● Set problem: Copy out the data below as written; omit any images.

● Data excerpts:
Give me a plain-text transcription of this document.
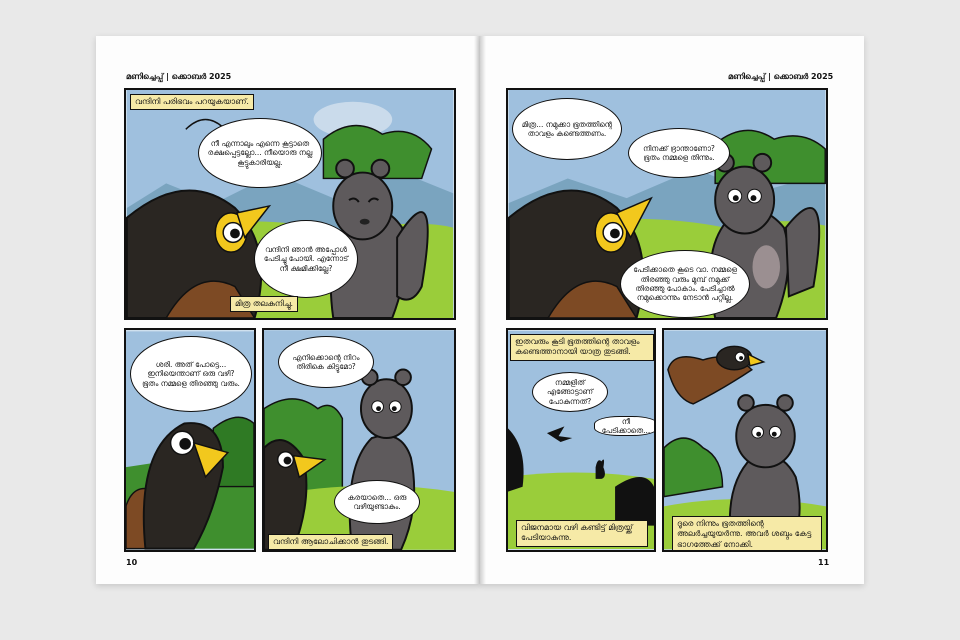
മണിച്ചെപ്പ് | ക്കൊബർ 2025	മണിച്ചെപ്പ് | ക്കൊബർ 2025
വന്ദിനി പരിഭവം പറയുകയാണ്.
നീ എന്നാലും എന്നെ കൂട്ടാതെ രക്ഷപ്പെട്ടല്ലോ... നീയൊരു നല്ല കൂട്ടുകാരിയല്ല.
വന്ദിനി ഞാൻ അപ്പോൾ പേടിച്ചു പോയി. എന്നോട് നീ ക്ഷമിക്കില്ലേ?
മിത്ര തലകുനിച്ചു.
ശരി. അത് പോട്ടെ... ഇനിയെന്താണ് ഒരു വഴി? ഭൂതം നമ്മളെ തിരഞ്ഞു വരും.
എനിക്കൊന്റെ നിറം തിരികെ കിട്ടുമോ?
കരയാതെ... ഒരു വഴിയുണ്ടാകും.
വന്ദിനി ആലോചിക്കാൻ തുടങ്ങി.
10
മിത്ര... നമുക്കാ ഭൂതത്തിന്റെ താവളം കണ്ടെത്തണം.
നിനക്ക് ഭ്രാന്താണോ? ഭൂതം നമ്മളെ തിന്നും.
പേടിക്കാതെ കൂടെ വാ. നമ്മളെ തിരഞ്ഞു വരും മുമ്പ് നമുക്ക് തിരഞ്ഞു പോകാം. പേടിച്ചാൽ നമുക്കൊന്നും നേടാൻ പറ്റില്ല.
ഇതവരും കൂടി ഭൂതത്തിന്റെ താവളം കണ്ടെത്താനായി യാത്ര തുടങ്ങി.
നമ്മളിത് എങ്ങോട്ടാണ് പോകുന്നത്?
നീ പേടിക്കാതെ...
വിജനമായ വഴി കണ്ടിട്ട് മിത്രയ്ക്ക് പേടിയാകുന്നു.
ദൂരെ നിന്നും ഭൂതത്തിന്റെ അലർച്ചയുയർന്നു. അവർ ശബ്ദം കേട്ട ഭാഗത്തേക്ക് നോക്കി.
11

● Expected answer:
Give me a plain-text transcription of this document.
മണിച്ചെപ്പ് | ക്കൊബർ 2025	മണിച്ചെപ്പ് | ക്കൊബർ 2025
വന്ദിനി പരിഭവം പറയുകയാണ്.
നീ എന്നാലും എന്നെ കൂട്ടാതെ രക്ഷപ്പെട്ടല്ലോ... നീയൊരു നല്ല കൂട്ടുകാരിയല്ല.
വന്ദിനി ഞാൻ അപ്പോൾ പേടിച്ചു പോയി. എന്നോട് നീ ക്ഷമിക്കില്ലേ?
മിത്ര തലകുനിച്ചു.
ശരി. അത് പോട്ടെ... ഇനിയെന്താണ് ഒരു വഴി? ഭൂതം നമ്മളെ തിരഞ്ഞു വരും.
എനിക്കൊന്റെ നിറം തിരികെ കിട്ടുമോ?
കരയാതെ... ഒരു വഴിയുണ്ടാകും.
വന്ദിനി ആലോചിക്കാൻ തുടങ്ങി.
10
മിത്ര... നമുക്കാ ഭൂതത്തിന്റെ താവളം കണ്ടെത്തണം.
നിനക്ക് ഭ്രാന്താണോ? ഭൂതം നമ്മളെ തിന്നും.
പേടിക്കാതെ കൂടെ വാ. നമ്മളെ തിരഞ്ഞു വരും മുമ്പ് നമുക്ക് തിരഞ്ഞു പോകാം. പേടിച്ചാൽ നമുക്കൊന്നും നേടാൻ പറ്റില്ല.
ഇതവരും കൂടി ഭൂതത്തിന്റെ താവളം കണ്ടെത്താനായി യാത്ര തുടങ്ങി.
നമ്മളിത് എങ്ങോട്ടാണ് പോകുന്നത്?
നീ പേടിക്കാതെ...
വിജനമായ വഴി കണ്ടിട്ട് മിത്രയ്ക്ക് പേടിയാകുന്നു.
ദൂരെ നിന്നും ഭൂതത്തിന്റെ അലർച്ചയുയർന്നു. അവർ ശബ്ദം കേട്ട ഭാഗത്തേക്ക് നോക്കി.
11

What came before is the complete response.